Dataset excerpts:

┄┄┄┄┄┄┄┄┄┄┄┄┄┄┄┄┄┄┄┄

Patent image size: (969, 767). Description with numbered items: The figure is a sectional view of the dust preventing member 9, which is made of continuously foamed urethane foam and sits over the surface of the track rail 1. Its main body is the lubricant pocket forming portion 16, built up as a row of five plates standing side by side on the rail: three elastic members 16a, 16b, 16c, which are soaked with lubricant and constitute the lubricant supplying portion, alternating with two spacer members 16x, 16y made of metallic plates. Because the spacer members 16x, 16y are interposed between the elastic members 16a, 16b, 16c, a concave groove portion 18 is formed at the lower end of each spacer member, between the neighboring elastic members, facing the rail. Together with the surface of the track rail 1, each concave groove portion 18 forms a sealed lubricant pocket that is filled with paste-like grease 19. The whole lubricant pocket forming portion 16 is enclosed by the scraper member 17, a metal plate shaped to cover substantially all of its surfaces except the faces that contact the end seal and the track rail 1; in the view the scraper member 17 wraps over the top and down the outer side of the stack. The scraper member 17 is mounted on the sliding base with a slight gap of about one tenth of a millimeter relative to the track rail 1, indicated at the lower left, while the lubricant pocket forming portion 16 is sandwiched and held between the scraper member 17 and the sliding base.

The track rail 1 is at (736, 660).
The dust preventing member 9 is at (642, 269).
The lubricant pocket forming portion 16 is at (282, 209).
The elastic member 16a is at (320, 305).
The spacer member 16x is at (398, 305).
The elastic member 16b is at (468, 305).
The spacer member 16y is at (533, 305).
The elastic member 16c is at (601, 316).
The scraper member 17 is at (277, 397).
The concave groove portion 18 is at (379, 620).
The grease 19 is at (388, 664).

┄┄┄┄┄┄┄┄┄┄┄┄┄┄┄┄┄┄┄┄

• _Exercise brief_
Can you duplicate every line of the records above, word for word and with nothing changed?

• _Answer to this task_
Patent image size: (969, 767). Description with numbered items: The figure is a sectional view of the dust preventing member 9, which is made of continuously foamed urethane foam and sits over the surface of the track rail 1. Its main body is the lubricant pocket forming portion 16, built up as a row of five plates standing side by side on the rail: three elastic members 16a, 16b, 16c, which are soaked with lubricant and constitute the lubricant supplying portion, alternating with two spacer members 16x, 16y made of metallic plates. Because the spacer members 16x, 16y are interposed between the elastic members 16a, 16b, 16c, a concave groove portion 18 is formed at the lower end of each spacer member, between the neighboring elastic members, facing the rail. Together with the surface of the track rail 1, each concave groove portion 18 forms a sealed lubricant pocket that is filled with paste-like grease 19. The whole lubricant pocket forming portion 16 is enclosed by the scraper member 17, a metal plate shaped to cover substantially all of its surfaces except the faces that contact the end seal and the track rail 1; in the view the scraper member 17 wraps over the top and down the outer side of the stack. The scraper member 17 is mounted on the sliding base with a slight gap of about one tenth of a millimeter relative to the track rail 1, indicated at the lower left, while the lubricant pocket forming portion 16 is sandwiched and held between the scraper member 17 and the sliding base.

The track rail 1 is at (736, 660).
The dust preventing member 9 is at (642, 269).
The lubricant pocket forming portion 16 is at (282, 209).
The elastic member 16a is at (320, 305).
The spacer member 16x is at (398, 305).
The elastic member 16b is at (468, 305).
The spacer member 16y is at (533, 305).
The elastic member 16c is at (601, 316).
The scraper member 17 is at (277, 397).
The concave groove portion 18 is at (379, 620).
The grease 19 is at (388, 664).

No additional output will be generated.